### What needs to be done:
Leaving out every picture, quote the data below exactly as it appears.

* * * * * * *

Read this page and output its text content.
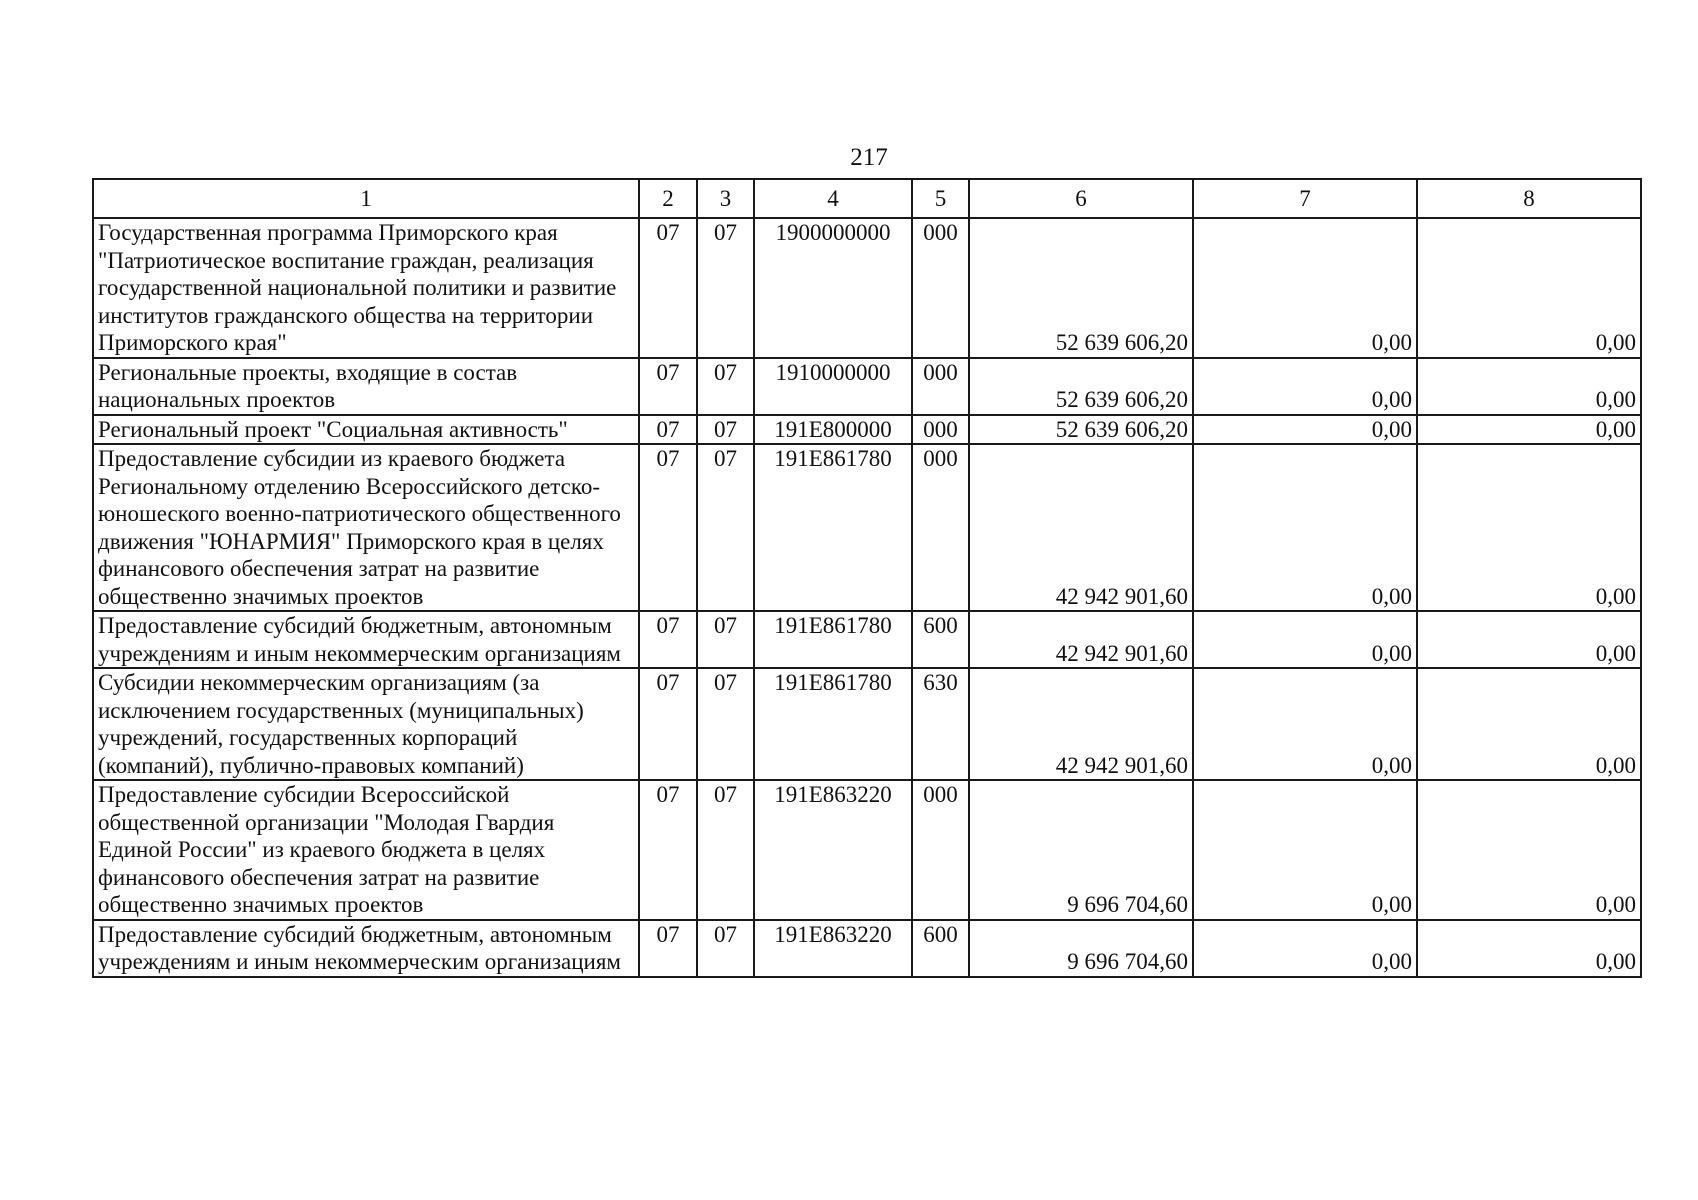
217
1	2	3	4	5	6	7	8
Государственная программа Приморского края "Патриотическое воспитание граждан, реализация государственной национальной политики и развитие институтов гражданского общества на территории Приморского края"	07	07	1900000000	000	52 639 606,20	0,00	0,00
Региональные проекты, входящие в состав национальных проектов	07	07	1910000000	000	52 639 606,20	0,00	0,00
Региональный проект "Социальная активность"	07	07	191E800000	000	52 639 606,20	0,00	0,00
Предоставление субсидии из краевого бюджета Региональному отделению Всероссийского детско-юношеского военно-патриотического общественного движения "ЮНАРМИЯ" Приморского края в целях финансового обеспечения затрат на развитие общественно значимых проектов	07	07	191E861780	000	42 942 901,60	0,00	0,00
Предоставление субсидий бюджетным, автономным учреждениям и иным некоммерческим организациям	07	07	191E861780	600	42 942 901,60	0,00	0,00
Субсидии некоммерческим организациям (за исключением государственных (муниципальных) учреждений, государственных корпораций (компаний), публично-правовых компаний)	07	07	191E861780	630	42 942 901,60	0,00	0,00
Предоставление субсидии Всероссийской общественной организации "Молодая Гвардия Единой России" из краевого бюджета в целях финансового обеспечения затрат на развитие общественно значимых проектов	07	07	191E863220	000	9 696 704,60	0,00	0,00
Предоставление субсидий бюджетным, автономным учреждениям и иным некоммерческим организациям	07	07	191E863220	600	9 696 704,60	0,00	0,00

* * * * * * *

### Response to this exercise:
Read this page and output its text content.
217
1	2	3	4	5	6	7	8
Государственная программа Приморского края "Патриотическое воспитание граждан, реализация государственной национальной политики и развитие институтов гражданского общества на территории Приморского края"	07	07	1900000000	000	52 639 606,20	0,00	0,00
Региональные проекты, входящие в состав национальных проектов	07	07	1910000000	000	52 639 606,20	0,00	0,00
Региональный проект "Социальная активность"	07	07	191E800000	000	52 639 606,20	0,00	0,00
Предоставление субсидии из краевого бюджета Региональному отделению Всероссийского детско-юношеского военно-патриотического общественного движения "ЮНАРМИЯ" Приморского края в целях финансового обеспечения затрат на развитие общественно значимых проектов	07	07	191E861780	000	42 942 901,60	0,00	0,00
Предоставление субсидий бюджетным, автономным учреждениям и иным некоммерческим организациям	07	07	191E861780	600	42 942 901,60	0,00	0,00
Субсидии некоммерческим организациям (за исключением государственных (муниципальных) учреждений, государственных корпораций (компаний), публично-правовых компаний)	07	07	191E861780	630	42 942 901,60	0,00	0,00
Предоставление субсидии Всероссийской общественной организации "Молодая Гвардия Единой России" из краевого бюджета в целях финансового обеспечения затрат на развитие общественно значимых проектов	07	07	191E863220	000	9 696 704,60	0,00	0,00
Предоставление субсидий бюджетным, автономным учреждениям и иным некоммерческим организациям	07	07	191E863220	600	9 696 704,60	0,00	0,00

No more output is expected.